(Items from a figure collection)
□ □ □

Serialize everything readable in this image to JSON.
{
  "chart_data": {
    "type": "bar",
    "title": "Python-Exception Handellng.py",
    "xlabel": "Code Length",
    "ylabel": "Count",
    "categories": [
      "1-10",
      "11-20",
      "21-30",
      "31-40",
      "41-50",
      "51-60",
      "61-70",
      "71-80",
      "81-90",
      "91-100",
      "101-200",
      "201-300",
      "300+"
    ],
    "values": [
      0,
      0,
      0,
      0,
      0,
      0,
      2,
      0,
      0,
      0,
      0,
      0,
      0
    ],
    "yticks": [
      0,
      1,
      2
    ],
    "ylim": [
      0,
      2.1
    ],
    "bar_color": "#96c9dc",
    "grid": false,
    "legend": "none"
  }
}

□ □ □

Brief
Would you reproduce the material above in full, exactly as given?

Worked answer
Serialize everything readable in this image to JSON.
{
  "chart_data": {
    "type": "bar",
    "title": "Python-Exception Handellng.py",
    "xlabel": "Code Length",
    "ylabel": "Count",
    "categories": [
      "1-10",
      "11-20",
      "21-30",
      "31-40",
      "41-50",
      "51-60",
      "61-70",
      "71-80",
      "81-90",
      "91-100",
      "101-200",
      "201-300",
      "300+"
    ],
    "values": [
      0,
      0,
      0,
      0,
      0,
      0,
      2,
      0,
      0,
      0,
      0,
      0,
      0
    ],
    "yticks": [
      0,
      1,
      2
    ],
    "ylim": [
      0,
      2.1
    ],
    "bar_color": "#96c9dc",
    "grid": false,
    "legend": "none"
  }
}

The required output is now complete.